>> START Supplied records
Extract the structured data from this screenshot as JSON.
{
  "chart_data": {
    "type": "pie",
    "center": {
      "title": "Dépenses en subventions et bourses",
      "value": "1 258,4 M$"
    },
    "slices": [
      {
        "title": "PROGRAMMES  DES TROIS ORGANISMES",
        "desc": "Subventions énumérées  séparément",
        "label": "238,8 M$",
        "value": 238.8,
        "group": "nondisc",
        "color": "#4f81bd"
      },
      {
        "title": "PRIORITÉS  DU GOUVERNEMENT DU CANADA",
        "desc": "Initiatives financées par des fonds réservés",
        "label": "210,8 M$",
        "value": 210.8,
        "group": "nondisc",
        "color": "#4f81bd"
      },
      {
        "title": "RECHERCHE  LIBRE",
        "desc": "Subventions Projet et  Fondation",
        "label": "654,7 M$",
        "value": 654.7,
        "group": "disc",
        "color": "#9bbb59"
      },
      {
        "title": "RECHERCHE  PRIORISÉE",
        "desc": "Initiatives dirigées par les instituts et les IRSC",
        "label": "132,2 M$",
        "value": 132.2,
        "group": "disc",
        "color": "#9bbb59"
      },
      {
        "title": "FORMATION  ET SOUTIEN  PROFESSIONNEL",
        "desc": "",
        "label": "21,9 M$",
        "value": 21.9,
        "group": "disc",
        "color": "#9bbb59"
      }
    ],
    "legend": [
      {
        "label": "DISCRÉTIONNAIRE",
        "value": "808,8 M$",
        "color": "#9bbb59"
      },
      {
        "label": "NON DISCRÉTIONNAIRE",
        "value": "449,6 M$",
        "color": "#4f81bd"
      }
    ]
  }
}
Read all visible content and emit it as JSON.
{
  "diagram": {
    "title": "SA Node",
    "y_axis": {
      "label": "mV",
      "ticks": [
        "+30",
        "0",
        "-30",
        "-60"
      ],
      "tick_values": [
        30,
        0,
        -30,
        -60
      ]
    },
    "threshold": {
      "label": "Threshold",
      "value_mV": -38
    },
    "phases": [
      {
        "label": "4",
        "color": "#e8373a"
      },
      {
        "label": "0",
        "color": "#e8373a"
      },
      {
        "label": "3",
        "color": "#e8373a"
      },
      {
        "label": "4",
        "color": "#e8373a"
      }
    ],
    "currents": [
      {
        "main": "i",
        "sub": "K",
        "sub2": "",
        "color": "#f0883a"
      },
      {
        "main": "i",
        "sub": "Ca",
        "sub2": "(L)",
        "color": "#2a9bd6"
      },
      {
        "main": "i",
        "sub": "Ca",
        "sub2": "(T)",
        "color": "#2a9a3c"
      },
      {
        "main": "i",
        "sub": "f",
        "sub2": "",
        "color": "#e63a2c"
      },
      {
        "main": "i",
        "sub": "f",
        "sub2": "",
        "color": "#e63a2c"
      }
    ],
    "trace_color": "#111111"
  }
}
>> END Supplied records
### Directions for this task
Retype the data in full and match it exactly.

### Reply to the exercise
Extract the structured data from this screenshot as JSON.
{
  "chart_data": {
    "type": "pie",
    "center": {
      "title": "Dépenses en subventions et bourses",
      "value": "1 258,4 M$"
    },
    "slices": [
      {
        "title": "PROGRAMMES  DES TROIS ORGANISMES",
        "desc": "Subventions énumérées  séparément",
        "label": "238,8 M$",
        "value": 238.8,
        "group": "nondisc",
        "color": "#4f81bd"
      },
      {
        "title": "PRIORITÉS  DU GOUVERNEMENT DU CANADA",
        "desc": "Initiatives financées par des fonds réservés",
        "label": "210,8 M$",
        "value": 210.8,
        "group": "nondisc",
        "color": "#4f81bd"
      },
      {
        "title": "RECHERCHE  LIBRE",
        "desc": "Subventions Projet et  Fondation",
        "label": "654,7 M$",
        "value": 654.7,
        "group": "disc",
        "color": "#9bbb59"
      },
      {
        "title": "RECHERCHE  PRIORISÉE",
        "desc": "Initiatives dirigées par les instituts et les IRSC",
        "label": "132,2 M$",
        "value": 132.2,
        "group": "disc",
        "color": "#9bbb59"
      },
      {
        "title": "FORMATION  ET SOUTIEN  PROFESSIONNEL",
        "desc": "",
        "label": "21,9 M$",
        "value": 21.9,
        "group": "disc",
        "color": "#9bbb59"
      }
    ],
    "legend": [
      {
        "label": "DISCRÉTIONNAIRE",
        "value": "808,8 M$",
        "color": "#9bbb59"
      },
      {
        "label": "NON DISCRÉTIONNAIRE",
        "value": "449,6 M$",
        "color": "#4f81bd"
      }
    ]
  }
}
Read all visible content and emit it as JSON.
{
  "diagram": {
    "title": "SA Node",
    "y_axis": {
      "label": "mV",
      "ticks": [
        "+30",
        "0",
        "-30",
        "-60"
      ],
      "tick_values": [
        30,
        0,
        -30,
        -60
      ]
    },
    "threshold": {
      "label": "Threshold",
      "value_mV": -38
    },
    "phases": [
      {
        "label": "4",
        "color": "#e8373a"
      },
      {
        "label": "0",
        "color": "#e8373a"
      },
      {
        "label": "3",
        "color": "#e8373a"
      },
      {
        "label": "4",
        "color": "#e8373a"
      }
    ],
    "currents": [
      {
        "main": "i",
        "sub": "K",
        "sub2": "",
        "color": "#f0883a"
      },
      {
        "main": "i",
        "sub": "Ca",
        "sub2": "(L)",
        "color": "#2a9bd6"
      },
      {
        "main": "i",
        "sub": "Ca",
        "sub2": "(T)",
        "color": "#2a9a3c"
      },
      {
        "main": "i",
        "sub": "f",
        "sub2": "",
        "color": "#e63a2c"
      },
      {
        "main": "i",
        "sub": "f",
        "sub2": "",
        "color": "#e63a2c"
      }
    ],
    "trace_color": "#111111"
  }
}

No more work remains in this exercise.